Pursuant to § 58 of the by-laws, the structure of the university is divided into academic, administrative and support staff. University institutions are within the structure of the university. The academic structure is composed of the faculties and their structural units (§ 59). In order to characterise the work of the academic staff, the Faculty of Law By-laws serve as an example. Pursuant to § 62 of the University of Tartu By-laws, the bases and procedure for the activities of a faculty are established by the by-laws of the faculty which are adopted by the faculty board and approved by the university council.
The Faculty of Law By-laws were adopted in a meeting of the faculty board on 22 November 1995. Under these by-laws, the Faculty of Law is an academic structural unit of the University of Tartu, the main functions of which are the organisation of instruction, research and development in the field of law and the provision of related public services. The faculty also prepares curricula, on the basis of which it conducts instruction, organises research, carries out further training in the field of law, offers professional advice and consultations, manages contractual research and development, provides for the younger academic generation and performs other functions pursuant to procedure established by the university.
At present, the faculty has a new curriculum which was introduced in 1992-1993 immediately after the restoration of independence. The curriculum was first evaluated at the international level by Prof. J. P. Grant, Dean of the Faculty of Law of the University of Glasgow. At the request of the Euro Faculty, the curriculum was also analysed by Prof. W. Schlüter of the University of Münster. The current curriculum was adopted in a meeting of the faculty board on 12 May 1995 and approved by the University of Tartu Council on 26 May 1995. In the preparation of the new curriculum, the socio-economic and political changes in Estonian society were taken as the basis. Further, the need for integration of the Estonian legal system with that of continental Europe was also taken into consideration. Due attention in the curriculum has also been paid to comparative law and comparative jurisprudence. Nevertheless, the curriculum is far from ideal, reflecting a compromise between ideals and actual possibilities. With this curriculum, the Faculty of Law aims to provide academic legal education, or in other words, legal education based on research. In addition, in line with the general principles established by the university, the faculty seeks to provide its students with a broadly based general education. The system of disciplines at the University of Tartu, the relative flexibility of the curriculum system and the Open University Project to be implemented in the autumn of the 1996/97 academic year constitute a sound foundation for a general comprehensive education.
Academic legal education at the Faculty of Law comprises three degree programmes: the bachelor’s and master’s degree programmes and the doctoral programme. To complete the bachelor’s degree programme, a student must pass examinations in the disciplines prescribed in the curriculum, pass an examination in the area of his or her narrower specialisation and defend a bachelor’s thesis. Completion of the master’s degree programme requires the passage of examinations in the disciplines prescribed in the curriculum and of the master’s programme examination, and defence of a master’s thesis. Similarly, completion of the doctoral programme requires the passage of examinations in the relevant subjects and of the doctoral programme examination, as well as the defence of a doctoral dissertation. Completion of an academic legal education usually takes four years in the bachelor’s degree programme, two years in the master’s degree programme and four years in the doctoral programme.

### REQUIREMENT A
According to the passage on the Tartu Faculty of Law, on what date did the University of Tartu Council approve the current curriculum?
### REQUIREMENT B
Name every degree programme that the passage on the Tartu Faculty of Law says academic legal education at the faculty comprises.
### REQUIREMENT C
From the passage on the Tartu Faculty of Law, return the text from "Pursuant to § 58" up to and including "the university council.".

### STORED RECORDS
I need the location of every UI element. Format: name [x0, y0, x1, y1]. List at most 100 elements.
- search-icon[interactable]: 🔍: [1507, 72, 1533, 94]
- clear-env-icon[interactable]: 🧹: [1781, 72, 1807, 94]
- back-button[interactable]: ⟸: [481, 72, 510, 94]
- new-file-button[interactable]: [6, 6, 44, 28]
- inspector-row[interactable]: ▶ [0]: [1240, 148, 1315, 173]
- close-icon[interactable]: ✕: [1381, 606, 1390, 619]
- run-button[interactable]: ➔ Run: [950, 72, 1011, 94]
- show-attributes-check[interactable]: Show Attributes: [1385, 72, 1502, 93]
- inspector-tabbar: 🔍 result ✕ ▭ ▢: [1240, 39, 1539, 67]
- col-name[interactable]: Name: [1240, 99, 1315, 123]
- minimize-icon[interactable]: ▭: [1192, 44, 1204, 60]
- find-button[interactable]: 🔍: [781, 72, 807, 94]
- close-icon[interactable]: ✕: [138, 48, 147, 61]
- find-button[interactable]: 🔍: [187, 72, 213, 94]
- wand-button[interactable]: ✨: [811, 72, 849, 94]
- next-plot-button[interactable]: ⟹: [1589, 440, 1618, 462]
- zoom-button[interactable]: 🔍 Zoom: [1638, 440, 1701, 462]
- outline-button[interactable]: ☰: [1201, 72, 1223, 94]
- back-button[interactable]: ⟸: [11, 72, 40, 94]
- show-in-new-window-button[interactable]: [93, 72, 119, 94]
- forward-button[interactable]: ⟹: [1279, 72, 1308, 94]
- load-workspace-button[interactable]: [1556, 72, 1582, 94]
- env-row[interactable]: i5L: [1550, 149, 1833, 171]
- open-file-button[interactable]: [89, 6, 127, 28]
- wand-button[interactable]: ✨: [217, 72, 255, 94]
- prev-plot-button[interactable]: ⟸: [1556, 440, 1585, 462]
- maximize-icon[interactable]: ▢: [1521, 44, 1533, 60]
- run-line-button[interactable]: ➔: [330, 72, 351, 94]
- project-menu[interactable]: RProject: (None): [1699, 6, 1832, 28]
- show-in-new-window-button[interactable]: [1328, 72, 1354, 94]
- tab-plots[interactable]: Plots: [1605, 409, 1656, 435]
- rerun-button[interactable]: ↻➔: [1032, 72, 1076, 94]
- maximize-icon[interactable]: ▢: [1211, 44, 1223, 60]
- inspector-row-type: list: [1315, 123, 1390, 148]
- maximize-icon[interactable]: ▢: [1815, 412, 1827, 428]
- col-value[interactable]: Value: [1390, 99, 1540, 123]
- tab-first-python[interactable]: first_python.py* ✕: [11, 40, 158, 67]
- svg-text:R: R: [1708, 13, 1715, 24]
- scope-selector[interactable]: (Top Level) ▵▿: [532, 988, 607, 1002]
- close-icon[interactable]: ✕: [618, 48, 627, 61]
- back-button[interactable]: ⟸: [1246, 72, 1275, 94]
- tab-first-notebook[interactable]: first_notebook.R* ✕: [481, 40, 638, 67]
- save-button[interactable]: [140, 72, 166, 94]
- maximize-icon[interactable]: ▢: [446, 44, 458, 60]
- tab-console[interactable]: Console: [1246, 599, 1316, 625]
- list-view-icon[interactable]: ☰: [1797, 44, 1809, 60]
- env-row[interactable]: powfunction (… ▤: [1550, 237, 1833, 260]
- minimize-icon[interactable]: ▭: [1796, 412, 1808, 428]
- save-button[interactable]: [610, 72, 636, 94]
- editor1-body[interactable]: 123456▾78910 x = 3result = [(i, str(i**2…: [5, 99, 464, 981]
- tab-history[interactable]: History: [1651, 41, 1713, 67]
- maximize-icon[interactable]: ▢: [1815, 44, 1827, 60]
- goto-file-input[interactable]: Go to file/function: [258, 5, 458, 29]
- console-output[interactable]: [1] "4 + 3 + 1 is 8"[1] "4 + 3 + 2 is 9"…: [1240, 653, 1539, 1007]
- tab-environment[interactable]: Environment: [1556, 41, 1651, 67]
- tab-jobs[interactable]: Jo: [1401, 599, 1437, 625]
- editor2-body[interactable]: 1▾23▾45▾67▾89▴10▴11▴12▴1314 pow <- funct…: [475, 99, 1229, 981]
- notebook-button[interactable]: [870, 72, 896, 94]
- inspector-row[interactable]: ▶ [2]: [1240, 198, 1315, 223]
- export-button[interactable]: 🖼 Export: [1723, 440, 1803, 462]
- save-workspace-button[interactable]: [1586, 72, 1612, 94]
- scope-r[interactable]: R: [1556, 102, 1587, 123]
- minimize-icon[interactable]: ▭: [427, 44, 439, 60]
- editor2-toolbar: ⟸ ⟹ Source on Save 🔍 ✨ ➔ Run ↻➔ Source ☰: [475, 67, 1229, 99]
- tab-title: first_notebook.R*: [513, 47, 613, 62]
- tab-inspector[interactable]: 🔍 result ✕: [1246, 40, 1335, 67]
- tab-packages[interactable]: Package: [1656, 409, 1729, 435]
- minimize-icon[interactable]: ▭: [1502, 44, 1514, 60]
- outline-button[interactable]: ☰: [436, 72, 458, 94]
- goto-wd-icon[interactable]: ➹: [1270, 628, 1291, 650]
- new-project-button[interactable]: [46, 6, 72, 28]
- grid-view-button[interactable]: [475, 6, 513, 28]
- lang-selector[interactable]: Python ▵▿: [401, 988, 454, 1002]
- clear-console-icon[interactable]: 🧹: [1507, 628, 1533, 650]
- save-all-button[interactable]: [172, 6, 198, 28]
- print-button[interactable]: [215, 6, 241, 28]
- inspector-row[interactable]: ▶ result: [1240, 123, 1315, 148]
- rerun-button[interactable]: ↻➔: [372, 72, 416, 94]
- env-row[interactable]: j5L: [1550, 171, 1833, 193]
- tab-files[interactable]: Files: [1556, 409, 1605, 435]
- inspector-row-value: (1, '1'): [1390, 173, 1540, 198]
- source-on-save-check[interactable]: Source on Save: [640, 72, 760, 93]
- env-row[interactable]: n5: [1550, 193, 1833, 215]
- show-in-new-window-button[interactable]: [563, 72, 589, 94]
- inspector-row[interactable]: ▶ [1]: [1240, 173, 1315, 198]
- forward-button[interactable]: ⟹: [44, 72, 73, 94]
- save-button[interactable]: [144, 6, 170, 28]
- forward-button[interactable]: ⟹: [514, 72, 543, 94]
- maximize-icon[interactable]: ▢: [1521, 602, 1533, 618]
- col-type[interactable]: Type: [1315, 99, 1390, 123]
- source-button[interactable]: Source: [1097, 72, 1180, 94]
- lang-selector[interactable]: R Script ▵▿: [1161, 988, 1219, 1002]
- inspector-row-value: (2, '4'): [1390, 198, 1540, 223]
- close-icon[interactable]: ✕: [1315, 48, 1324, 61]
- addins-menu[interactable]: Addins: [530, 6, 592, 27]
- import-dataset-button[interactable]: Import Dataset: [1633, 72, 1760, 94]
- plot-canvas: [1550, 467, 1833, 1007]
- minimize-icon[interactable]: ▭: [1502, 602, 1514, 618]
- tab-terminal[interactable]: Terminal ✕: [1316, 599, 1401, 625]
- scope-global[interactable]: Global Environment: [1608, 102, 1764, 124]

### EXERCISE RESPONSE A
26 May 1995

### EXERCISE RESPONSE B
The bachelor's degree programme, the master's degree programme and the doctoral programme.

### EXERCISE RESPONSE C
Pursuant to § 58 of the by-laws, the structure of the university is divided into academic, administrative and support staff. University institutions are within the structure of the university. The academic structure is composed of the faculties and their structural units (§ 59). In order to characterise the work of the academic staff, the Faculty of Law By-laws serve as an example. Pursuant to § 62 of the University of Tartu By-laws, the bases and procedure for the activities of a faculty are established by the by-laws of the faculty which are adopted by the faculty board and approved by the university council.